Copy each line below that contains "Access".

── Given data ──

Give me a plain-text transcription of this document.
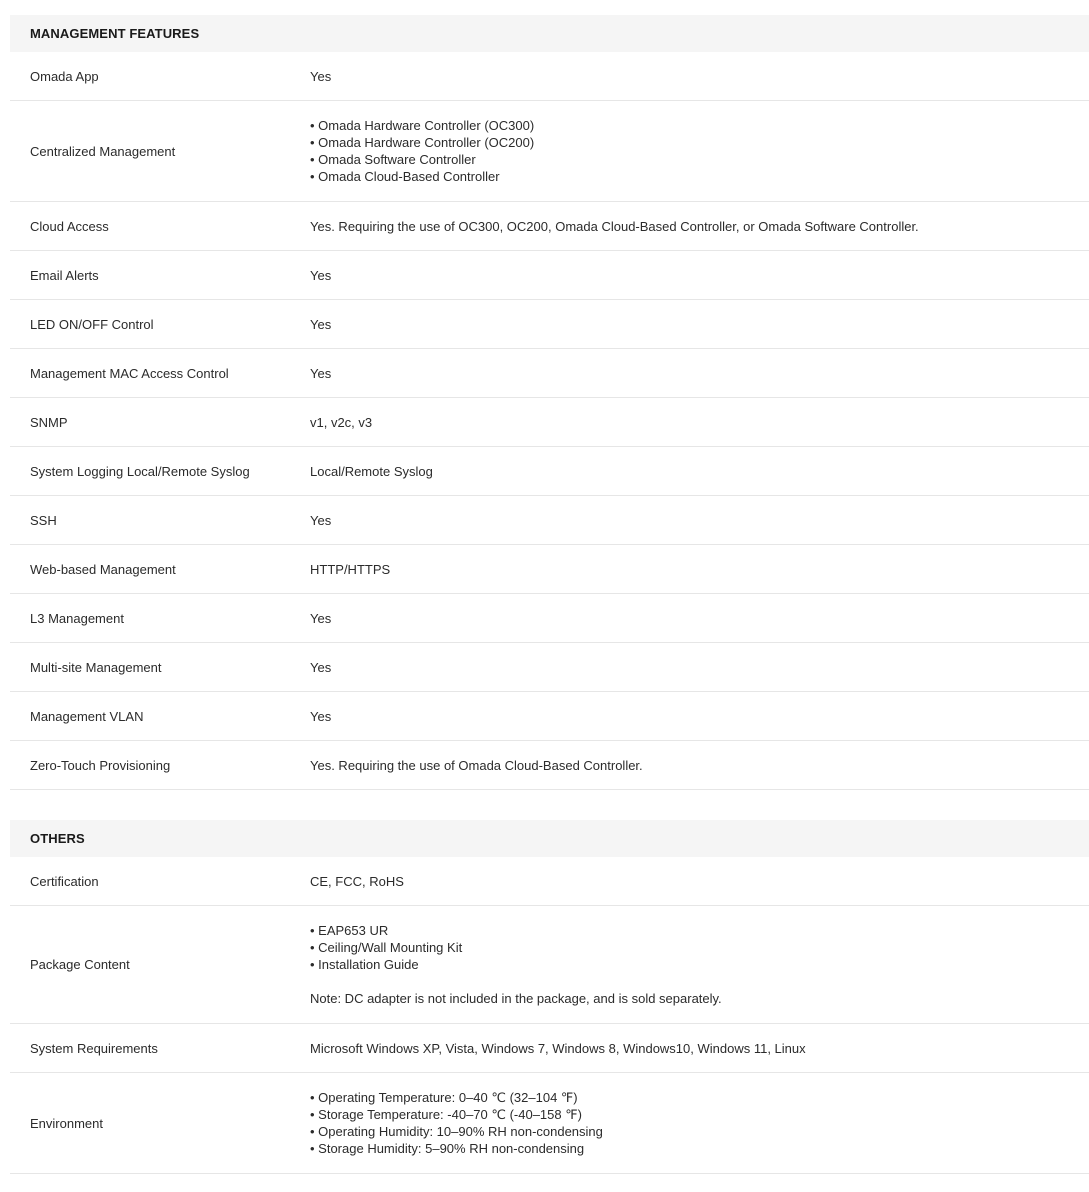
MANAGEMENT FEATURES
Omada App	Yes
Centralized Management
• Omada Hardware Controller (OC300)
• Omada Hardware Controller (OC200)
• Omada Software Controller
• Omada Cloud-Based Controller
Cloud Access	Yes. Requiring the use of OC300, OC200, Omada Cloud-Based Controller, or Omada Software Controller.
Email Alerts	Yes
LED ON/OFF Control	Yes
Management MAC Access Control	Yes
SNMP	v1, v2c, v3
System Logging Local/Remote Syslog	Local/Remote Syslog
SSH	Yes
Web-based Management	HTTP/HTTPS
L3 Management	Yes
Multi-site Management	Yes
Management VLAN	Yes
Zero-Touch Provisioning	Yes. Requiring the use of Omada Cloud-Based Controller.
OTHERS
Certification	CE, FCC, RoHS
Package Content
• EAP653 UR
• Ceiling/Wall Mounting Kit
• Installation Guide
Note: DC adapter is not included in the package, and is sold separately.
System Requirements	Microsoft Windows XP, Vista, Windows 7, Windows 8, Windows10, Windows 11, Linux
Environment
• Operating Temperature: 0–40 ℃ (32–104 ℉)
• Storage Temperature: -40–70 ℃ (-40–158 ℉)
• Operating Humidity: 10–90% RH non-condensing
• Storage Humidity: 5–90% RH non-condensing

───

◆ Solution ◆
Cloud Access	Yes. Requiring the use of OC300, OC200, Omada Cloud-Based Controller, or Omada Software Controller.
Management MAC Access Control	Yes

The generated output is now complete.